== Le texte ==

--------------------

L'abandon de l'affiche

En janvier 1936, le Museum of Modern Art de New York organise une rétrospective de ses affiches. Le magazine Harper's Bazaar lui commande la plupart de ses couvertures jusqu'en 1940. La Container Corporation of America (C.C.A.) fait appel à lui pour ses célèbres annonces. Mais son retour à la peinture, nettement marqué par le surréalisme tardif, influence alors fortement son art de l'affiche, qui se déploie dans l'onirisme et la théâtralité, et ses nouvelles réalisations, pour Ford notamment, déconcertent le public américain.

--------------------

== Données ==
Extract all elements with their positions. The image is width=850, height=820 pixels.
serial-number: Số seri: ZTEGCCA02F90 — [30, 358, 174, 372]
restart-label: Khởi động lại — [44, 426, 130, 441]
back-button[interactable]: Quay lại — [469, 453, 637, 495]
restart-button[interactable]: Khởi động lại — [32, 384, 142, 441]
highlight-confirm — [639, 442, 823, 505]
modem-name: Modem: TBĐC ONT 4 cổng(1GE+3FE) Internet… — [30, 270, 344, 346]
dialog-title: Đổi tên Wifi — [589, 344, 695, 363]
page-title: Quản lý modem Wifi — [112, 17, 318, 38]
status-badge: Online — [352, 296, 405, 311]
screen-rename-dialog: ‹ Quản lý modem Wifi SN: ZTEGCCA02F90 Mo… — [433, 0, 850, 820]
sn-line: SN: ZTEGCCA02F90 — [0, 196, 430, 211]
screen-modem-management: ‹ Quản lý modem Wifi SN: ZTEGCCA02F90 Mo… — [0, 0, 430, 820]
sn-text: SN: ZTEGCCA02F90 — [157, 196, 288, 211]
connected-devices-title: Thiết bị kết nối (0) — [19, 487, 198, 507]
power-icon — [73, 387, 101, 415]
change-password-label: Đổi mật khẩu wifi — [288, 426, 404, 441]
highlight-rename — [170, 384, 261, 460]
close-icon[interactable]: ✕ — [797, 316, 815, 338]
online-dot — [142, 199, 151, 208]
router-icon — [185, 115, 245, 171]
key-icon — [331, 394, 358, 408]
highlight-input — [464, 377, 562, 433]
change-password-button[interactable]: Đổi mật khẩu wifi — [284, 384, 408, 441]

--------------------

== Consignes ==
1/ D'après le texte sur l'abandon de l'affiche, quel musée organise une rétrospective en janvier 1936 ?
2/ Reproduisez fidèlement le passage du texte sur l'abandon de l'affiche qui commence par « En janvier 1936, le » et se poursuit jusqu'à « le public américain. ».
3/ Poursuivez, s'il vous plaît, le texte sur l'abandon de l'affiche là où il s'interrompt.
Vous n'aurez pas besoin des données pour ce travail.

== Exercices corrigés ==
1/ Le Museum of Modern Art de New York.

2/
En janvier 1936, le Museum of Modern Art de New York organise une rétrospective de ses affiches. Le magazine Harper's Bazaar lui commande la plupart de ses couvertures jusqu'en 1940. La Container Corporation of America (C.C.A.) fait appel à lui pour ses célèbres annonces. Mais son retour à la peinture, nettement marqué par le surréalisme tardif, influence alors fortement son art de l'affiche, qui se déploie dans l'onirisme et la théâtralité, et ses nouvelles réalisations, pour Ford notamment, déconcertent le public américain.

3/
Cependant, à Paris, la fonderie Deberny & Peignot ne ménage pas son soutien à l'aboutissement de ses recherches, débutées avec le Bifur, en 1929, pour la conception d'une « nouvelle écriture », incarnant le siècle. À partir du postulat selon lequel « la minuscule n'est qu'une déformation manuelle de la lettre monumentale », Cassandre propose un type fondé sur le tracé de la lettre majuscule, destiné à la publicité comme au livre, auquel il donne le nom de Peignot. Publié à l'occasion de l'exposition internationale de 1937, le Peignot fait l'objet d'un vaste lancement, mais subit un échec commercial. Cassandre en est profondément affecté et, après un second séjour aux États-Unis, en 1938, il délaisse le graphisme et la typographie au profit de ses travaux de décorateur de théâtre et de sa peinture.

Se refusant à livrer des affiches durant l'occupation, il réalise des décors pour l'Opéra de Paris et la Comédie des Champs-Élysées, et expose ses peintures à la galerie Drouin (1942). À la Libération, il poursuit son œuvre de décorateur, notamment pour la Comédie-Française (Monsieur de Pourceaugnac de Molière, 1948) et le festival d'Aix-en-Provence (Don Giovanni de Mozart, 1949).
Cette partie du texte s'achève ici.